(Stored dataset items)

---*---

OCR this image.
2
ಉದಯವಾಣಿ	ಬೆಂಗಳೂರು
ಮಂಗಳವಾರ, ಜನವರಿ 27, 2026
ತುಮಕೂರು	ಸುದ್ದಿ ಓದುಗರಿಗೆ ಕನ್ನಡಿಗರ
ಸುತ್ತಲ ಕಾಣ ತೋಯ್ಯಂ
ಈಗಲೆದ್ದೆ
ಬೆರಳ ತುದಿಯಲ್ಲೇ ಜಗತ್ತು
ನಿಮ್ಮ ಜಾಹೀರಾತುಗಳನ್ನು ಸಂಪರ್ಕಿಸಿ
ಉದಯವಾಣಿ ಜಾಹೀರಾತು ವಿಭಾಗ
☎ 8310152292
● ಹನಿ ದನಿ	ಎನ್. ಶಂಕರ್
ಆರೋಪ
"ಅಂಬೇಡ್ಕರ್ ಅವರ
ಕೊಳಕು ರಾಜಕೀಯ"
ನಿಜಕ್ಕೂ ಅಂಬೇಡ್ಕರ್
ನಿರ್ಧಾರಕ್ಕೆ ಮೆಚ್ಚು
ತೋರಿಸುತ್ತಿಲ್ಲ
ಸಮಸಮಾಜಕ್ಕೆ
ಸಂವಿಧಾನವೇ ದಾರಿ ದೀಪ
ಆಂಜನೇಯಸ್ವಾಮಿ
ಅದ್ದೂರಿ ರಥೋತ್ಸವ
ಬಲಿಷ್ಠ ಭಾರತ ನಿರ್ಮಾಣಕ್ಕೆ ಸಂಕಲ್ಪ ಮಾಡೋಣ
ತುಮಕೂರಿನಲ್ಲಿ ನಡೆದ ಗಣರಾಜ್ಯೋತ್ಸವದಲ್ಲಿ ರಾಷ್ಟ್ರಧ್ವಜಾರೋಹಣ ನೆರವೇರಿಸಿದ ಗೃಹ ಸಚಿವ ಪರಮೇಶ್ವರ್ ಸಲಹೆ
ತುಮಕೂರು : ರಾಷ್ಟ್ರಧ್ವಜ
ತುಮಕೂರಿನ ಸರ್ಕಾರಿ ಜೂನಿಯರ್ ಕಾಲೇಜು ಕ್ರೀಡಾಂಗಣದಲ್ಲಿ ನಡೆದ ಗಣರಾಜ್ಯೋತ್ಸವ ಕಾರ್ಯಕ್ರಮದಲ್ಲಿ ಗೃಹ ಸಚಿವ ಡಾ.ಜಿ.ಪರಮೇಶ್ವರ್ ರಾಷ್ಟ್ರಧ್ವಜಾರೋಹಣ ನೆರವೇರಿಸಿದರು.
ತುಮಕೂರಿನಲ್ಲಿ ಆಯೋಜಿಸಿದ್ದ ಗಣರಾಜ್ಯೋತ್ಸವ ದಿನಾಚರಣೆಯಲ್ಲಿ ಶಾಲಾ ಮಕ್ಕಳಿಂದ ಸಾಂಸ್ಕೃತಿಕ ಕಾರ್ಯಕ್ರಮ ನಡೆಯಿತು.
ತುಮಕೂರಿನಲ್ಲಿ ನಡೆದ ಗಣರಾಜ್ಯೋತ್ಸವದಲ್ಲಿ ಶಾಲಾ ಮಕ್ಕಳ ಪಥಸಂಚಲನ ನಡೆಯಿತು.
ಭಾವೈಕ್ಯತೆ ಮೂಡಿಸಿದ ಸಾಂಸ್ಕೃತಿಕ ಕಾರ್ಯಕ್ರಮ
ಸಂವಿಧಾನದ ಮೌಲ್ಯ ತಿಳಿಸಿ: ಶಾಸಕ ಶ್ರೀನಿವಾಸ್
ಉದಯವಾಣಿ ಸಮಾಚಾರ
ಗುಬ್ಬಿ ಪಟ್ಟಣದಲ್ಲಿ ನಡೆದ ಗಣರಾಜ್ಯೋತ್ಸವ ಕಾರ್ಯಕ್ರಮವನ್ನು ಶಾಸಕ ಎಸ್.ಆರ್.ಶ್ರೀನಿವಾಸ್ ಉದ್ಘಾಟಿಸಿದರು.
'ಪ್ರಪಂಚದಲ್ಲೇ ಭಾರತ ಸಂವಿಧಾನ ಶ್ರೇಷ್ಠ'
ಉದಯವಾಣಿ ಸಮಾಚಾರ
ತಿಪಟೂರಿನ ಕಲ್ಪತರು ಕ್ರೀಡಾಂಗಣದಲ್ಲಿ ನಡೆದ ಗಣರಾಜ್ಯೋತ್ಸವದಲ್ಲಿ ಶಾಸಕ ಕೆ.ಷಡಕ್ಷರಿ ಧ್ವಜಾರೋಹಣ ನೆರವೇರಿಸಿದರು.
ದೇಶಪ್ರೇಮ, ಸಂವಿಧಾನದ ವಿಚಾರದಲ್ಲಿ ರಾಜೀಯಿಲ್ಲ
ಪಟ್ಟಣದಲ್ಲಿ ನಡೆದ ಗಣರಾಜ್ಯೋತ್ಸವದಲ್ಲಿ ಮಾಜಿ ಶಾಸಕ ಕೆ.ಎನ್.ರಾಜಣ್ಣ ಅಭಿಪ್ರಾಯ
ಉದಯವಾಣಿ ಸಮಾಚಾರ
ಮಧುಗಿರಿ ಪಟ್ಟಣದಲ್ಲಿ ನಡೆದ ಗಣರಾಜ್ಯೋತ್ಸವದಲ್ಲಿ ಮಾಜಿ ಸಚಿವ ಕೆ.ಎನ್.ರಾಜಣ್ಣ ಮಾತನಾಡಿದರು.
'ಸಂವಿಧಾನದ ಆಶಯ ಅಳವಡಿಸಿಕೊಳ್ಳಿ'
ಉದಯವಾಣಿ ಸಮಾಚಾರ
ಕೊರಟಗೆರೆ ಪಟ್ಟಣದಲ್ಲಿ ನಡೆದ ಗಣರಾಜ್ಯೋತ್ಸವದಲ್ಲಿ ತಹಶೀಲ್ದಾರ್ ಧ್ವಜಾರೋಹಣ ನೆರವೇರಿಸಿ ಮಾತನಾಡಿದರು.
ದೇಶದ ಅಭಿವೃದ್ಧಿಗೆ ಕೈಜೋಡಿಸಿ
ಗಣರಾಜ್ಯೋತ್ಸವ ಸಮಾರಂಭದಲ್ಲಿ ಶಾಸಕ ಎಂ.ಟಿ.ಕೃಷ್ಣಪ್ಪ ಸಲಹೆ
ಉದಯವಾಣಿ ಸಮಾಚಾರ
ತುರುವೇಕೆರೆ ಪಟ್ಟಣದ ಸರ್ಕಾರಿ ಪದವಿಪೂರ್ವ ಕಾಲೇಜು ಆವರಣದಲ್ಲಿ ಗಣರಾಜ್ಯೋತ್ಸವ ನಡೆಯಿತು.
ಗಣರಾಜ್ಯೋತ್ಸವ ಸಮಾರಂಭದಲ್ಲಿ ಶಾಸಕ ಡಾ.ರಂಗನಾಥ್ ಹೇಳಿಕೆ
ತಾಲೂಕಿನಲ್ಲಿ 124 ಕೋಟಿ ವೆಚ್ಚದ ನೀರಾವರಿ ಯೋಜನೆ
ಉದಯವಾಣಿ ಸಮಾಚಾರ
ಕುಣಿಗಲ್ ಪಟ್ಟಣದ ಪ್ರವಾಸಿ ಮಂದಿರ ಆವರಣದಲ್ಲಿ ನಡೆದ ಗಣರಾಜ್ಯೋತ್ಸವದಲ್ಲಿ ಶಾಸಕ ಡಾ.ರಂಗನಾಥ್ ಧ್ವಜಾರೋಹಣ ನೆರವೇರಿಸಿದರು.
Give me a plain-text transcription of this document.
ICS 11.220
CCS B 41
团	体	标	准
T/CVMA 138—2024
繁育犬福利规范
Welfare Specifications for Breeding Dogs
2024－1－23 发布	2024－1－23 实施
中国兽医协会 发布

---*---

▸ **Goal**
Count how many lines above contain the word "ಟಣದಲ". Reply with the number alone.

▸ **Worked answer**
4